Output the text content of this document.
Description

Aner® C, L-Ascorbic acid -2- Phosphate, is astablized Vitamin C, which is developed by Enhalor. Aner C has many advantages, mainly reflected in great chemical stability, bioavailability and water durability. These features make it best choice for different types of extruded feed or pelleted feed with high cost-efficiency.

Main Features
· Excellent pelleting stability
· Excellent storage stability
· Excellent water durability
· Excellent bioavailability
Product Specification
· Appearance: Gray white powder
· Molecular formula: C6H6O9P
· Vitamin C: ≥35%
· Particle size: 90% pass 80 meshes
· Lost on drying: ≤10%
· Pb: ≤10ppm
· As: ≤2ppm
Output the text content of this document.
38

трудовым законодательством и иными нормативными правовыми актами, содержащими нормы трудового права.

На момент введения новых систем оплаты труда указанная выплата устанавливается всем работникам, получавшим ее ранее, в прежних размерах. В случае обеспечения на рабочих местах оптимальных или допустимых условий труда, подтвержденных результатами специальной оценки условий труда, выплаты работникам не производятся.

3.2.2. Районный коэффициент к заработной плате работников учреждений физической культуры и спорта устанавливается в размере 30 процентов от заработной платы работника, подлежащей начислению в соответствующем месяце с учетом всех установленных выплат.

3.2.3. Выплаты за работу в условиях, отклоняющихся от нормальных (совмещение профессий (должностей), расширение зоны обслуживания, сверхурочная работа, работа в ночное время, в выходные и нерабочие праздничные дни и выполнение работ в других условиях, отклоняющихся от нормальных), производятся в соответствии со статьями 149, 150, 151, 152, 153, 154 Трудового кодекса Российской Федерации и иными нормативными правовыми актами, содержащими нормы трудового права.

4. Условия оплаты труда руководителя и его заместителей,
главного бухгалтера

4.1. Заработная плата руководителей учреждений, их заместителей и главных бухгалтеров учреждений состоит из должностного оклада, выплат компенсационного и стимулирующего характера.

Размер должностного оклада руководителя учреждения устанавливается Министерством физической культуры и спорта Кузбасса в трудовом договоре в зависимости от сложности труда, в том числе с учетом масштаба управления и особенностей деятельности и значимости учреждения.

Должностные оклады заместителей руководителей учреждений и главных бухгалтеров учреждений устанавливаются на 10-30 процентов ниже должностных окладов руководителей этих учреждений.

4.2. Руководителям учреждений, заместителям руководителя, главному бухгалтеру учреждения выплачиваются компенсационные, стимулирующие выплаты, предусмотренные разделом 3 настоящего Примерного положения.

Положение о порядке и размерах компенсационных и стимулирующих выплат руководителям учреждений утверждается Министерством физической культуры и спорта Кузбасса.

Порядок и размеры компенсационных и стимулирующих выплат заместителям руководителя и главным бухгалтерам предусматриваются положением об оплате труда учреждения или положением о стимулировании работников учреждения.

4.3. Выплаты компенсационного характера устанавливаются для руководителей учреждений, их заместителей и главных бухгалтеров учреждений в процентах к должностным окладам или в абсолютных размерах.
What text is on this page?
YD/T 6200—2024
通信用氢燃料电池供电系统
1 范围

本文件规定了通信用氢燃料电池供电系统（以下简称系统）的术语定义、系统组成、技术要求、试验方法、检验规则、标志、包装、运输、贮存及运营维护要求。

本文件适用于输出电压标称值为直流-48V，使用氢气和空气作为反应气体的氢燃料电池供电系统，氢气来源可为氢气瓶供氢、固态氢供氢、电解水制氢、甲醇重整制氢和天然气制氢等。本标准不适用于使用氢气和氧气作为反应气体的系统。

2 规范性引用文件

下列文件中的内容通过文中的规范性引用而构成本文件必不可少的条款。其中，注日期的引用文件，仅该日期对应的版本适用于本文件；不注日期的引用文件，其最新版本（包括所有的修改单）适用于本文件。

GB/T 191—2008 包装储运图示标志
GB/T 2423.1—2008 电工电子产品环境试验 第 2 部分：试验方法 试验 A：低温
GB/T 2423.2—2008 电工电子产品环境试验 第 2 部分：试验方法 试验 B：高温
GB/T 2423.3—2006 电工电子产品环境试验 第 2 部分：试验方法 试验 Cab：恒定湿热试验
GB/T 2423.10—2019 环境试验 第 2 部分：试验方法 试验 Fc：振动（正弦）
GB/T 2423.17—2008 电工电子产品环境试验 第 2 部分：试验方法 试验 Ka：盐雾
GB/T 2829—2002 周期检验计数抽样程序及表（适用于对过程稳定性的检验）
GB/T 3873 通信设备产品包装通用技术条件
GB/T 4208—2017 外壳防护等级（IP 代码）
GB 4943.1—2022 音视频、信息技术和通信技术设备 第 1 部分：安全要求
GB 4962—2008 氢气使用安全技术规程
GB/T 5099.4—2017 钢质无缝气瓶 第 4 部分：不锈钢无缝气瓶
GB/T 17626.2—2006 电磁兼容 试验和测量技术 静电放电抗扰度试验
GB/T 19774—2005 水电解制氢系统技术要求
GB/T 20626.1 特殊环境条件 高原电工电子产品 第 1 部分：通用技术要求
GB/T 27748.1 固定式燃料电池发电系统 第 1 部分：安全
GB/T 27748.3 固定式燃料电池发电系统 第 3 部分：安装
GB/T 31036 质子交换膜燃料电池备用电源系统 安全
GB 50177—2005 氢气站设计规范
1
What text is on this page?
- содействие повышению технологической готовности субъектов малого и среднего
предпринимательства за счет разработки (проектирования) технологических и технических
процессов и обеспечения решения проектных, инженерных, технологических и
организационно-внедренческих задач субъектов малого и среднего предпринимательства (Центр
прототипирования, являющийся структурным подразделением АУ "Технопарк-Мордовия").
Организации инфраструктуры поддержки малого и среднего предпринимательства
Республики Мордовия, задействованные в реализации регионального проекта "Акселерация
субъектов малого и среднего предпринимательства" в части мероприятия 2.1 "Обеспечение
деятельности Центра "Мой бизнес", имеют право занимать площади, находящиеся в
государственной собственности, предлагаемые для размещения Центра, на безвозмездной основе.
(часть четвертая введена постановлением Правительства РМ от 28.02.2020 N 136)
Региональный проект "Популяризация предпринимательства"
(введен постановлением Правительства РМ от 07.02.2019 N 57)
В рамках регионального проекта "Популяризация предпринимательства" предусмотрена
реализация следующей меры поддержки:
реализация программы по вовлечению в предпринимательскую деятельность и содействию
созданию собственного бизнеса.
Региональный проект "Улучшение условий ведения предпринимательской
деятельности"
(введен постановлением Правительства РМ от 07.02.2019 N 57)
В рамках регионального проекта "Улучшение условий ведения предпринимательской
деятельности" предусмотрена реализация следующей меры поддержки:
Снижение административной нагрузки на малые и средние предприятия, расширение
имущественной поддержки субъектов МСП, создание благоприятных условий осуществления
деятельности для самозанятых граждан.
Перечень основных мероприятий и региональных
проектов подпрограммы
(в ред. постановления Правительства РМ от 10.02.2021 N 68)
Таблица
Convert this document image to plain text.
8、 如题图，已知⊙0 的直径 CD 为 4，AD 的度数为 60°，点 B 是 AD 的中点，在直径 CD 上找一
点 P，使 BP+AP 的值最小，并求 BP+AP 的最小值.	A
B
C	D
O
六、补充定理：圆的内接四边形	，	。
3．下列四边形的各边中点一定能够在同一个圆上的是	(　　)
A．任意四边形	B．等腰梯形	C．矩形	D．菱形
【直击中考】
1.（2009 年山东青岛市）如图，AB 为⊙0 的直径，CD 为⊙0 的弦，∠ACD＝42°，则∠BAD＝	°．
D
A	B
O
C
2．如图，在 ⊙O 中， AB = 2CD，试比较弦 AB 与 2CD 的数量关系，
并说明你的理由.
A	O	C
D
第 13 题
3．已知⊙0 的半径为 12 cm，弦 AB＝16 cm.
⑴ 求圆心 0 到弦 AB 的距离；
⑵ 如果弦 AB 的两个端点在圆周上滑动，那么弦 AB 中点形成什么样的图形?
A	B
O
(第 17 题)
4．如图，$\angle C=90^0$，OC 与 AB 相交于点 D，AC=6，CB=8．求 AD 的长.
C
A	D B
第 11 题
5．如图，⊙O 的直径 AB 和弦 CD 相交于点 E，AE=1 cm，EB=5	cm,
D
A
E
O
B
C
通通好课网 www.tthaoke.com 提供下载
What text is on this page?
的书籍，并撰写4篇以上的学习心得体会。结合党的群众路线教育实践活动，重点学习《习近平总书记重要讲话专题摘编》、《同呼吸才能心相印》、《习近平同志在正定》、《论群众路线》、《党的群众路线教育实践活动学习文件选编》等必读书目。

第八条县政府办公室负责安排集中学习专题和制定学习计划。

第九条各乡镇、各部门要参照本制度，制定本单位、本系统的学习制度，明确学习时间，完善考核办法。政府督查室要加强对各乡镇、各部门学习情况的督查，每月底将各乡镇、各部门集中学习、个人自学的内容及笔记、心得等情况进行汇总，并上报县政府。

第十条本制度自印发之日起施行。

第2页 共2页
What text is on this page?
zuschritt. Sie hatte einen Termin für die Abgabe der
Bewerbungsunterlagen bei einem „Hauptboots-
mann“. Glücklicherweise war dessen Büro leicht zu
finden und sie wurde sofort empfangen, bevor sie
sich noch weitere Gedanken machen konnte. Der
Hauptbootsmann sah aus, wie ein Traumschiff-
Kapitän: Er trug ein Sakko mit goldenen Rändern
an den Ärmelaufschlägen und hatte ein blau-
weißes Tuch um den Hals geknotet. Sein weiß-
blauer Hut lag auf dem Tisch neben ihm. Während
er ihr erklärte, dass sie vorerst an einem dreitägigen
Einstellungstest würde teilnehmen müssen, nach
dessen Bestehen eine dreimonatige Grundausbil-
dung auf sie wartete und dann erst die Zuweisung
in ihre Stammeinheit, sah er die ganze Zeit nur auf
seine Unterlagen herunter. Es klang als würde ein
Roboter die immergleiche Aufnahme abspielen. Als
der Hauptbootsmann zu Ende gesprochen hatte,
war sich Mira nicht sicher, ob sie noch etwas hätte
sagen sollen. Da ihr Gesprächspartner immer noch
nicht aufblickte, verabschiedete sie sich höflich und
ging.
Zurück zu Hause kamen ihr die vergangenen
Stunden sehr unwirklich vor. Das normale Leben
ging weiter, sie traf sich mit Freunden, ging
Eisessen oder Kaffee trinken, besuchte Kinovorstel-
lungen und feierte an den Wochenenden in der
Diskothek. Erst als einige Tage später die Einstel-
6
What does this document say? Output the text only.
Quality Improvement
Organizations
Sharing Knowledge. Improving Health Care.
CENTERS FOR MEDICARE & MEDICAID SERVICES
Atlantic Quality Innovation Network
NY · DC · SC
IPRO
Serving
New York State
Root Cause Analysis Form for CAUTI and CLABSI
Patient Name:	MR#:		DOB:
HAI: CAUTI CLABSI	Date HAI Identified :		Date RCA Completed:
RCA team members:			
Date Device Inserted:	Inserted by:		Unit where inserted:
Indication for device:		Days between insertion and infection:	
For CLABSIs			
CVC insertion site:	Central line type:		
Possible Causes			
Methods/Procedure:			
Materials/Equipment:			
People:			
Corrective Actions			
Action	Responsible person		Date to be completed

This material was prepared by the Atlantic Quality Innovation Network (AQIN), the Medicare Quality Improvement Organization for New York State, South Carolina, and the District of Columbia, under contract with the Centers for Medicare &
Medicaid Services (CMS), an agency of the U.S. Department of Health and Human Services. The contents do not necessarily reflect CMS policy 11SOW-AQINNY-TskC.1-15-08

_ _ _ _ _ _ _

Collect from the data above every line that includes "технологических".

→ **ANSWER BELOW**
предпринимательства за счет разработки (проектирования) технологических и технических
процессов и обеспечения решения проектных, инженерных, технологических и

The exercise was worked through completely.